▶ [TASK DIRECTIONS] For each line below that includes the word "million", make a copy.

#### RECORDS SUPPLIED

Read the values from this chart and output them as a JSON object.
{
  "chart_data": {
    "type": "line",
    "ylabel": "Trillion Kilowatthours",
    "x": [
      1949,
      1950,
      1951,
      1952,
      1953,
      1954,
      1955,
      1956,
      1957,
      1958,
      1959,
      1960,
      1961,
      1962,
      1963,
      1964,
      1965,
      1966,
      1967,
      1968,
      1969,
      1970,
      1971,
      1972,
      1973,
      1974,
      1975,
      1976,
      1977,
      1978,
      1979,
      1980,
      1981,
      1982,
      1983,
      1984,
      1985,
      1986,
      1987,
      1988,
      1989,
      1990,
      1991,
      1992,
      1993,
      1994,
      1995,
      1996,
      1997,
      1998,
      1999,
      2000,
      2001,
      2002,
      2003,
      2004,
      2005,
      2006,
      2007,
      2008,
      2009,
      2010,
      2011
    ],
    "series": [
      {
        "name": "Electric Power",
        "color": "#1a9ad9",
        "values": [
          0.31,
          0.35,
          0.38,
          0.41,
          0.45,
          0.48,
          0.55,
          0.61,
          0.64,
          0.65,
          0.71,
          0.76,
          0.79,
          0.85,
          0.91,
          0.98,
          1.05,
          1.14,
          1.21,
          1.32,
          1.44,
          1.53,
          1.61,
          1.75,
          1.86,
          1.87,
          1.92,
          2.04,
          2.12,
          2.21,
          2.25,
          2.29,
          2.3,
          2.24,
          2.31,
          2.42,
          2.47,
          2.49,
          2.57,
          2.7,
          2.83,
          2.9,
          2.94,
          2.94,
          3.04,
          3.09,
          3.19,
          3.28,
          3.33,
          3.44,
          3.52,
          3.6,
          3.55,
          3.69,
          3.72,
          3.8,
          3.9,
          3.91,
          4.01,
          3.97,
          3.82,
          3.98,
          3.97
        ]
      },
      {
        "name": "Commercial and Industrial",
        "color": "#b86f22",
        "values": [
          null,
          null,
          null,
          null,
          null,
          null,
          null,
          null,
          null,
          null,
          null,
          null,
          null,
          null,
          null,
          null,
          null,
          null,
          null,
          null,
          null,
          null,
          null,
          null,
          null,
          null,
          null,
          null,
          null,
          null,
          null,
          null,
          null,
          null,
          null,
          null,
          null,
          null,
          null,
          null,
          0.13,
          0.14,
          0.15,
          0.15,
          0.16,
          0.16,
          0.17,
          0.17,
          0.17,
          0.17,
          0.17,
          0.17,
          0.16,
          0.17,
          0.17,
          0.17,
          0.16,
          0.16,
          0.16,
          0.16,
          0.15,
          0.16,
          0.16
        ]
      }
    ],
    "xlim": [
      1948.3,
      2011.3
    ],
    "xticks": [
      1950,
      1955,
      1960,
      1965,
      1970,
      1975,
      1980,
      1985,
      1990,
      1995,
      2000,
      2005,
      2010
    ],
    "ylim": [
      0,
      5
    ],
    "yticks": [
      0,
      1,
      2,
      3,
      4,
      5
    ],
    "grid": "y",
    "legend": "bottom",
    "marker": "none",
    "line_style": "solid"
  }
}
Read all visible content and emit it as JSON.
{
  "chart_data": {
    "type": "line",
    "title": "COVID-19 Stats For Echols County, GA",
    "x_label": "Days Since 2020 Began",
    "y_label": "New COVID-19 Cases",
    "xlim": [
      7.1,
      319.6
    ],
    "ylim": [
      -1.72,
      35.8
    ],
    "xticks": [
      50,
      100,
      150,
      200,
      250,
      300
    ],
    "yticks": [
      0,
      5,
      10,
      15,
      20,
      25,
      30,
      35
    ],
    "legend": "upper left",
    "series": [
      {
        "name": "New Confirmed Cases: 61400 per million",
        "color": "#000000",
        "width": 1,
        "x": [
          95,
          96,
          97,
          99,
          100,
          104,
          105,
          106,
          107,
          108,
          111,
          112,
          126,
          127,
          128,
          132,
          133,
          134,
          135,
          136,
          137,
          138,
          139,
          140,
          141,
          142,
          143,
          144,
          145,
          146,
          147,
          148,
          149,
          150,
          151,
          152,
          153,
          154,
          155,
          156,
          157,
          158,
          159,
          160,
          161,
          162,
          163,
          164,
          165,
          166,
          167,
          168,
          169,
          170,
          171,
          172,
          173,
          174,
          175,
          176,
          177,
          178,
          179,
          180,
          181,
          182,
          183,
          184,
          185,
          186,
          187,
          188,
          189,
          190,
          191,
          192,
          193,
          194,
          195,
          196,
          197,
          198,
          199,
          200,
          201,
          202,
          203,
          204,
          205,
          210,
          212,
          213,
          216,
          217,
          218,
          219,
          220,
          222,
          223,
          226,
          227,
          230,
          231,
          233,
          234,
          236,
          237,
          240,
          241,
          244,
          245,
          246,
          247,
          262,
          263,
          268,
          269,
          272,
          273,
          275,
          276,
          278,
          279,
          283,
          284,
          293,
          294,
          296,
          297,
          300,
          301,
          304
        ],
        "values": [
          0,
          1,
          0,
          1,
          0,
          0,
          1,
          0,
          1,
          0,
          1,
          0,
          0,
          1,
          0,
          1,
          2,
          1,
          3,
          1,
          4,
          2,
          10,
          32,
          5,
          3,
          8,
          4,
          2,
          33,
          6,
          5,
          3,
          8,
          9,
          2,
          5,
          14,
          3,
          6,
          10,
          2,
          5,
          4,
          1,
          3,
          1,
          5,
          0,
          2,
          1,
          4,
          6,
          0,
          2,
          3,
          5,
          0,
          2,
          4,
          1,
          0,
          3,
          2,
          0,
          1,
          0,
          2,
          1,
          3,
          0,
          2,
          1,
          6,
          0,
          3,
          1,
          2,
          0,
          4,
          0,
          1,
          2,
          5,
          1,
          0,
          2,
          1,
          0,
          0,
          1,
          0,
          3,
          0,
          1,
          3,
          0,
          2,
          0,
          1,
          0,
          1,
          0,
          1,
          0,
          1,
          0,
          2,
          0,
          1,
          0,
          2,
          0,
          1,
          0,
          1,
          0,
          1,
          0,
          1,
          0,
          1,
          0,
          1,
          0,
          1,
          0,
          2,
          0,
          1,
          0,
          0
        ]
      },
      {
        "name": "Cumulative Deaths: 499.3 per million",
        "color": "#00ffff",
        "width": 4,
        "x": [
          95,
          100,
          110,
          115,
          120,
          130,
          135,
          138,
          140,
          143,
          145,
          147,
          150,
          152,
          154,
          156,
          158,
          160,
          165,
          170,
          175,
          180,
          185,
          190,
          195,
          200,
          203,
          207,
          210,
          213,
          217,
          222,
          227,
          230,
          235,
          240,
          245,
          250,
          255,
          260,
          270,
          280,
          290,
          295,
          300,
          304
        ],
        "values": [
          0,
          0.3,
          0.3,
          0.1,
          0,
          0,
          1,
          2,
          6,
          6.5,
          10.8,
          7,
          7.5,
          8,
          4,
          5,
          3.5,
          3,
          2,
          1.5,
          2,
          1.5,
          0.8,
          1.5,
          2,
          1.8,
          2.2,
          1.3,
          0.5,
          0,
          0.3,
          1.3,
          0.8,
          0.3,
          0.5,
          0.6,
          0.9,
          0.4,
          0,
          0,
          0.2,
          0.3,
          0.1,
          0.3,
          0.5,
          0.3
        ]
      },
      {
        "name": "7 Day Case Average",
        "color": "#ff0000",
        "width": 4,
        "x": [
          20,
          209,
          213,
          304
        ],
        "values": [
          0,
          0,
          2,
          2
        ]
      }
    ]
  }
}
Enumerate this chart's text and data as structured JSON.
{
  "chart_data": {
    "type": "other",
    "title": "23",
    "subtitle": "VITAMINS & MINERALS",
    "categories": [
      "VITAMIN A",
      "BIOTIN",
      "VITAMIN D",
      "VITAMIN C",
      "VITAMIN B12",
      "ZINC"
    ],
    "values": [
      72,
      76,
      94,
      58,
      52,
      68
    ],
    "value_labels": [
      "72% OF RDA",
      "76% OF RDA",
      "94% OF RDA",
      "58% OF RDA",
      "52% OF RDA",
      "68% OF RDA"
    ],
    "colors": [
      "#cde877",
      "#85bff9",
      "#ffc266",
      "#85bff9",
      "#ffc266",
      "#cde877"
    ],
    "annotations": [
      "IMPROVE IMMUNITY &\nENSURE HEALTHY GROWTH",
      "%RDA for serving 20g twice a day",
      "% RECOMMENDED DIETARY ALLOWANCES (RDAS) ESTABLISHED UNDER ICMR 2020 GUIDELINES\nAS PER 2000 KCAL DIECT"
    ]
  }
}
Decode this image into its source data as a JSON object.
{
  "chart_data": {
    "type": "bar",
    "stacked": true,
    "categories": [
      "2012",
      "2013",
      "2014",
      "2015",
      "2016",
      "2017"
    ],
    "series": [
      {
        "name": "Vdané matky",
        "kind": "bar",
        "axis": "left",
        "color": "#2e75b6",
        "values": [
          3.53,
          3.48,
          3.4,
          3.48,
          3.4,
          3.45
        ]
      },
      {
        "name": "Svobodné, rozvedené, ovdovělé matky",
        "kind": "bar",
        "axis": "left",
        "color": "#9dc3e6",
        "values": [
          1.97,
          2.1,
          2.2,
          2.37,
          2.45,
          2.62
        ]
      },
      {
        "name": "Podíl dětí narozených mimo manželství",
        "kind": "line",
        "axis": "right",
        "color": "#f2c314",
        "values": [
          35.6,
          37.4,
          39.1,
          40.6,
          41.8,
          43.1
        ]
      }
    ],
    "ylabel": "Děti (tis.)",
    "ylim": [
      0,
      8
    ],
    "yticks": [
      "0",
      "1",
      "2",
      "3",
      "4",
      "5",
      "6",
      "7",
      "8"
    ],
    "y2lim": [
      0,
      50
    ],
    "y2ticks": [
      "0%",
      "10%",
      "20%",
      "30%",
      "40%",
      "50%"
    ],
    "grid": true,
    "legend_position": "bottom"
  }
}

########

▶ [THE OUTPUT]
        "name": "New Confirmed Cases: 61400 per million",
        "name": "Cumulative Deaths: 499.3 per million",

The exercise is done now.